## EXERCISE INSTRUCTIONS
Identify the lines that contain the string "牵头单位" and copy all of them.

## RECORDS FOR THIS TASK
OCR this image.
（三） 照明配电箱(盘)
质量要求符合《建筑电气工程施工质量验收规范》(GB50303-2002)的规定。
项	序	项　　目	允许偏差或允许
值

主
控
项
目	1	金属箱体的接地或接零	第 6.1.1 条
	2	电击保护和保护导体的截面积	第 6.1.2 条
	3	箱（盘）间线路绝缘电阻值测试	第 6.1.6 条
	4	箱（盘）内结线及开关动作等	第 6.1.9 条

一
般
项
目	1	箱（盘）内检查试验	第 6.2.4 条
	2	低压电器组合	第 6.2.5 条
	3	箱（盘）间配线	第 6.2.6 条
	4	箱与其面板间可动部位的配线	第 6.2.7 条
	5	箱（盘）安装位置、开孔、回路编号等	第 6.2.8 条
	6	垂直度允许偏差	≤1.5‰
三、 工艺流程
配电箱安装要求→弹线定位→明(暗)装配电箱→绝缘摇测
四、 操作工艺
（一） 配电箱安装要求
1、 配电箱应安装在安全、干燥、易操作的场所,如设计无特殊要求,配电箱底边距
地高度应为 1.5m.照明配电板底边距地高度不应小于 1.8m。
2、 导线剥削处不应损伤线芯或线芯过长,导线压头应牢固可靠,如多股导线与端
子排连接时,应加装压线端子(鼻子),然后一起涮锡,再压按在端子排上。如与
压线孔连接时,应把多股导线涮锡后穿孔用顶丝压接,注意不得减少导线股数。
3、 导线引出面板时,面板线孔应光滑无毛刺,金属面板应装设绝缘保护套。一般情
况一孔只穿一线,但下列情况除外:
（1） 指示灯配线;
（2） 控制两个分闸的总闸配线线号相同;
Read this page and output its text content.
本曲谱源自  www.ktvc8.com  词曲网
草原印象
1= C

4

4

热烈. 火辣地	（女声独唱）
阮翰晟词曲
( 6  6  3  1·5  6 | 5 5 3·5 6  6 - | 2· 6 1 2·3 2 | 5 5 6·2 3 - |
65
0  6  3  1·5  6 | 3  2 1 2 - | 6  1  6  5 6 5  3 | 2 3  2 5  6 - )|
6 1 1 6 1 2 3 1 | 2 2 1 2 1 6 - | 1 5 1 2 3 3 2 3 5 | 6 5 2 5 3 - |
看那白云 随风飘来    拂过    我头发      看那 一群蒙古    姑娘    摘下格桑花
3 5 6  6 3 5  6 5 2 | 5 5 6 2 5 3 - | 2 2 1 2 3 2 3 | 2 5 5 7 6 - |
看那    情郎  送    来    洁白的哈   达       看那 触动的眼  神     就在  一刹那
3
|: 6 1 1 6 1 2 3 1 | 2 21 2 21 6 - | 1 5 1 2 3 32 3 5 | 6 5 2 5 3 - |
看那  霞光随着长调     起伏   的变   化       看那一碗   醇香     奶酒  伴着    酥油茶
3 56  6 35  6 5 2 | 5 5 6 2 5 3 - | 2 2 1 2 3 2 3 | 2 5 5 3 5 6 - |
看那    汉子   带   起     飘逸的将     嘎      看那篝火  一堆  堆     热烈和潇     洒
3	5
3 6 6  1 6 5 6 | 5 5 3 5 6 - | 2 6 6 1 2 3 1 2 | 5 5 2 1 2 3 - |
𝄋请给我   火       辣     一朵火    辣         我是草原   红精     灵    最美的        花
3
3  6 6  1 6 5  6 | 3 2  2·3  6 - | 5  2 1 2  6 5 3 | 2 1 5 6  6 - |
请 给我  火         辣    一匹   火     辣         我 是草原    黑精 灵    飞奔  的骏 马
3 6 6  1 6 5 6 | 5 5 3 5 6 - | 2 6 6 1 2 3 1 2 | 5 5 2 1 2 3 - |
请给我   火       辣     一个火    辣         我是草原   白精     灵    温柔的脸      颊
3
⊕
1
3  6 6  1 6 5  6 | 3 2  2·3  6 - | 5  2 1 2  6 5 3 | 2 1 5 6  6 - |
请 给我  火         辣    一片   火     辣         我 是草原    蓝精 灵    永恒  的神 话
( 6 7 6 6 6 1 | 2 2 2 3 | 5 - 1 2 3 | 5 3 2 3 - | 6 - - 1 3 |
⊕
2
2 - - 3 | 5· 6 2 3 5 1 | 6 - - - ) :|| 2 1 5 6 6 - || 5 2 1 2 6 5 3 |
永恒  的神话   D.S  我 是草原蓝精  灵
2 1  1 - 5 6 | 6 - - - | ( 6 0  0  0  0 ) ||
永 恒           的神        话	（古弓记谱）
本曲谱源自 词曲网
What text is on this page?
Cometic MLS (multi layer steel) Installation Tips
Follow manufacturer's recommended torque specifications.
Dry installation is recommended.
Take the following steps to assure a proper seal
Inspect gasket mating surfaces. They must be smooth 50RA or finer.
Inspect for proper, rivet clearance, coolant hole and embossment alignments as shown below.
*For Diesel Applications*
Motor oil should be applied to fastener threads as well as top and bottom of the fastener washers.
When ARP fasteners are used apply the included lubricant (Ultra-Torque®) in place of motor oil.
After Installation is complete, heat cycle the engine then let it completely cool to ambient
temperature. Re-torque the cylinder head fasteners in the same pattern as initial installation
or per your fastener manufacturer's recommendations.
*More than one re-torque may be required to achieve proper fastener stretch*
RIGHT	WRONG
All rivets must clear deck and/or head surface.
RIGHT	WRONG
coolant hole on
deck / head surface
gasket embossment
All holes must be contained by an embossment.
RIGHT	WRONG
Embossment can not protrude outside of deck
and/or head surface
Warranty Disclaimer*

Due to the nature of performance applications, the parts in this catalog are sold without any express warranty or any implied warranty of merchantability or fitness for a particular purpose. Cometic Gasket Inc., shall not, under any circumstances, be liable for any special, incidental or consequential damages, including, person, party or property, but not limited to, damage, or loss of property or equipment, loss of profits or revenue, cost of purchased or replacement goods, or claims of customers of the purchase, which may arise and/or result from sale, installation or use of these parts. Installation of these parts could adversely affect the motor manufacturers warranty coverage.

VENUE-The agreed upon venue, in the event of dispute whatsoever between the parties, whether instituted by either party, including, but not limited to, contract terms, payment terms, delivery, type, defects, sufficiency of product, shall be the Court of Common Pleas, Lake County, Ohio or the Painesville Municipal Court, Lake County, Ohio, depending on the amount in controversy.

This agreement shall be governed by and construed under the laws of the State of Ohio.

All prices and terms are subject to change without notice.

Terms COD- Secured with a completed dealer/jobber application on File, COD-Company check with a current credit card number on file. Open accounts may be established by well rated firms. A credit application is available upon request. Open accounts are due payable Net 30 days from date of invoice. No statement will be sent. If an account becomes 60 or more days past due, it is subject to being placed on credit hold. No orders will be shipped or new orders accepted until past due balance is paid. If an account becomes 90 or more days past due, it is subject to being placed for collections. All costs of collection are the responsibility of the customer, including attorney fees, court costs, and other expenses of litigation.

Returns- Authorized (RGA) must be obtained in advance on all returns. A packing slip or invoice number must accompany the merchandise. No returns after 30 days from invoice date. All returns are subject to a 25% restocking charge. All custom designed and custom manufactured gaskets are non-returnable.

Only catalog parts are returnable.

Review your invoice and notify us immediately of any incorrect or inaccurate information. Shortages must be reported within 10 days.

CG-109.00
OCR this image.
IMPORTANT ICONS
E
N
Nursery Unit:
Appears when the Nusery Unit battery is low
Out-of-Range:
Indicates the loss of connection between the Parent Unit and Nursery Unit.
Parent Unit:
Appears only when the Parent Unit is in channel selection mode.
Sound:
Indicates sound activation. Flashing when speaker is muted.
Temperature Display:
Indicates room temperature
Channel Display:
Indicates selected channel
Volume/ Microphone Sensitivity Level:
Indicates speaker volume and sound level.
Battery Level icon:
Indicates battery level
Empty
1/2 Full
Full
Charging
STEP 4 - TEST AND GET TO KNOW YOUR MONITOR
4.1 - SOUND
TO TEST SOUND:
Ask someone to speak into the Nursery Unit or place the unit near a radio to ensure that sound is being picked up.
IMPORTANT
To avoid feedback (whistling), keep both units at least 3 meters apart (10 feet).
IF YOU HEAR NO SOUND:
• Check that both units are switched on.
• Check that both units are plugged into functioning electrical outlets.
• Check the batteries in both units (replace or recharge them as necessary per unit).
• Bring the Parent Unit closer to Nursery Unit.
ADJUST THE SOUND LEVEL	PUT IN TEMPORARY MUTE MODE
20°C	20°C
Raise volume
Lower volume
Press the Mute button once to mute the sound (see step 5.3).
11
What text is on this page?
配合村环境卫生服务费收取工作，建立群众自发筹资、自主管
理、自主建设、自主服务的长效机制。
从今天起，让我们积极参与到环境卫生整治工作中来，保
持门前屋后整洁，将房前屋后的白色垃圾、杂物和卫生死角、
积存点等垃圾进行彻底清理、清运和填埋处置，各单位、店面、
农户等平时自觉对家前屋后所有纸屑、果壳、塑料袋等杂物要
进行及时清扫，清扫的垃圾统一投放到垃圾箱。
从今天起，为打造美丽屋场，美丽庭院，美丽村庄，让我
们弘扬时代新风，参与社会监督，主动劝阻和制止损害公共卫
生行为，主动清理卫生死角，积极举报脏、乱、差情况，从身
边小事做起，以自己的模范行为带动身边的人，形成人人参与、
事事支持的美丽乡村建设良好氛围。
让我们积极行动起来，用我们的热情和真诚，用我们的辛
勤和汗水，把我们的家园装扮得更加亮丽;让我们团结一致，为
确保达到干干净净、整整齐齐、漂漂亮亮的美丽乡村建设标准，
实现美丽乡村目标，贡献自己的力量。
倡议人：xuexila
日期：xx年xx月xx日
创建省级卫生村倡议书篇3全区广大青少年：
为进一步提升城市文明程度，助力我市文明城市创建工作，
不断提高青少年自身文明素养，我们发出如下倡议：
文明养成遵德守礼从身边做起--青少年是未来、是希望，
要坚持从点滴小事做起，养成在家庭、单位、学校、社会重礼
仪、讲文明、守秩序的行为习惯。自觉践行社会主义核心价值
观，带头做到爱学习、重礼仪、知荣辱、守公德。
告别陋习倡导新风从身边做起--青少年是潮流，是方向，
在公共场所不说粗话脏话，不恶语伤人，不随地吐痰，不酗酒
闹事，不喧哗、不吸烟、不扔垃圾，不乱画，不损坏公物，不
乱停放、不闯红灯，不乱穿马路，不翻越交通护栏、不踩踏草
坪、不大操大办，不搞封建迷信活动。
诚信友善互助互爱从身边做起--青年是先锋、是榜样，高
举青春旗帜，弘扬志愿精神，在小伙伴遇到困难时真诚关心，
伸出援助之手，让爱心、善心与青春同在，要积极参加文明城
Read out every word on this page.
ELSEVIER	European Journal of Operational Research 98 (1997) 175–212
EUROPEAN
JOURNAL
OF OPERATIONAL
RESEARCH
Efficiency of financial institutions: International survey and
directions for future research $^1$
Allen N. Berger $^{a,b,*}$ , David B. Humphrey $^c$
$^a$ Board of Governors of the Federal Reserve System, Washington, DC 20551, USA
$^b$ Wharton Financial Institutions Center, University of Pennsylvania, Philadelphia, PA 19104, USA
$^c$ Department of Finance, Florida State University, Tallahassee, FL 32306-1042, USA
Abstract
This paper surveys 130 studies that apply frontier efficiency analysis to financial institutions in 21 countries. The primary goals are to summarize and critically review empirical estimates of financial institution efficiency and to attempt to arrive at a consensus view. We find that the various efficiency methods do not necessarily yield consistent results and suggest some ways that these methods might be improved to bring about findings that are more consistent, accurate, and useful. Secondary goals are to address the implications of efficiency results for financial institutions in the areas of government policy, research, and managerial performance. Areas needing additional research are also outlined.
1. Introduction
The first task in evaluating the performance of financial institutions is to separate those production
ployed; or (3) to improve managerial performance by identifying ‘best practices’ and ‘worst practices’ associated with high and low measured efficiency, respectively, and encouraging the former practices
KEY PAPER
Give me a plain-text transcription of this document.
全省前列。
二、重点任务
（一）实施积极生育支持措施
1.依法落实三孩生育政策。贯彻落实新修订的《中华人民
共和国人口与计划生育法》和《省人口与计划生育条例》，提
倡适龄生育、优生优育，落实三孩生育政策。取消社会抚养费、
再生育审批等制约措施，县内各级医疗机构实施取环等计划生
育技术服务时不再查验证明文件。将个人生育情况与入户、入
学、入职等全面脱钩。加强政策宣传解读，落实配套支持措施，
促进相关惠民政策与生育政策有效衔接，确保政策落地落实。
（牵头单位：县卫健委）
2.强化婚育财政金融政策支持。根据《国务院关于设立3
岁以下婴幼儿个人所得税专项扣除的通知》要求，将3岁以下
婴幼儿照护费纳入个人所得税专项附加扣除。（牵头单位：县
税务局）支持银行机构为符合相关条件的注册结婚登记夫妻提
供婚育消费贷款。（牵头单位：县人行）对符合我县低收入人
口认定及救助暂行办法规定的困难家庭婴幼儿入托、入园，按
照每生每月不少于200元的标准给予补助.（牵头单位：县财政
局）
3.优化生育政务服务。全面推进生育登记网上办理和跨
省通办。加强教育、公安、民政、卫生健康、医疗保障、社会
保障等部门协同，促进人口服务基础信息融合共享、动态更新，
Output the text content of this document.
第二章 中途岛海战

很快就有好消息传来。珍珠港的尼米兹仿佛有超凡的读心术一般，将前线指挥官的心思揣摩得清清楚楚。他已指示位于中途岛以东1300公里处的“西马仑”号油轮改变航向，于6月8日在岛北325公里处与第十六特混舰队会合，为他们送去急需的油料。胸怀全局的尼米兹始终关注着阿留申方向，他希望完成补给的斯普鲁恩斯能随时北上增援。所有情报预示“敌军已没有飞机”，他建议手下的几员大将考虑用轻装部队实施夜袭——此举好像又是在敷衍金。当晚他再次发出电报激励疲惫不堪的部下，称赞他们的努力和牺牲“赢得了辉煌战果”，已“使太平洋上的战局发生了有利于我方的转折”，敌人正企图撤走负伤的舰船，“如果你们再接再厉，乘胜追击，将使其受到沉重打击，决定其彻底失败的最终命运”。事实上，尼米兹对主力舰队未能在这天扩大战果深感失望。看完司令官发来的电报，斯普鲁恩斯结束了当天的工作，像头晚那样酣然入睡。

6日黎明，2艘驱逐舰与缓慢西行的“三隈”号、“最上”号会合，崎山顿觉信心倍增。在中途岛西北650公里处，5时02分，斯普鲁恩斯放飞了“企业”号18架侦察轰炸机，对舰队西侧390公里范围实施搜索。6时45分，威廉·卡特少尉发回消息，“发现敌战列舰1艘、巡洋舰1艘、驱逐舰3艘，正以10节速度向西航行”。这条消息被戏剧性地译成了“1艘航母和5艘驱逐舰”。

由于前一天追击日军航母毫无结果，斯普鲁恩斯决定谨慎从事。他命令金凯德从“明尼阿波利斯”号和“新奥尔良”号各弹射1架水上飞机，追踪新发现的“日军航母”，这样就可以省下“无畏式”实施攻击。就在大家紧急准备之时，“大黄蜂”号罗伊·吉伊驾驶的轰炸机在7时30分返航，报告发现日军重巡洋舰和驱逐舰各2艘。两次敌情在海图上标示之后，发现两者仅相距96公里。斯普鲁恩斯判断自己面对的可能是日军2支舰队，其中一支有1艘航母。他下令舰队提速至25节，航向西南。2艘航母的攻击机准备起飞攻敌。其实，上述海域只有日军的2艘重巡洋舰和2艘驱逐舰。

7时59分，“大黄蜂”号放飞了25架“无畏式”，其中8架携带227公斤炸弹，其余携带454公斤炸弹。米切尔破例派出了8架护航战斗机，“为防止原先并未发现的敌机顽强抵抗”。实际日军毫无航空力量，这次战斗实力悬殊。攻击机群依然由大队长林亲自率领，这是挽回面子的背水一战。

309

## THE COMPLETED TASK
（牵头单位：县卫健委）
婴幼儿照护费纳入个人所得税专项附加扣除。（牵头单位：县
供婚育消费贷款。（牵头单位：县人行）对符合我县低收入人
照每生每月不少于200元的标准给予补助.（牵头单位：县财政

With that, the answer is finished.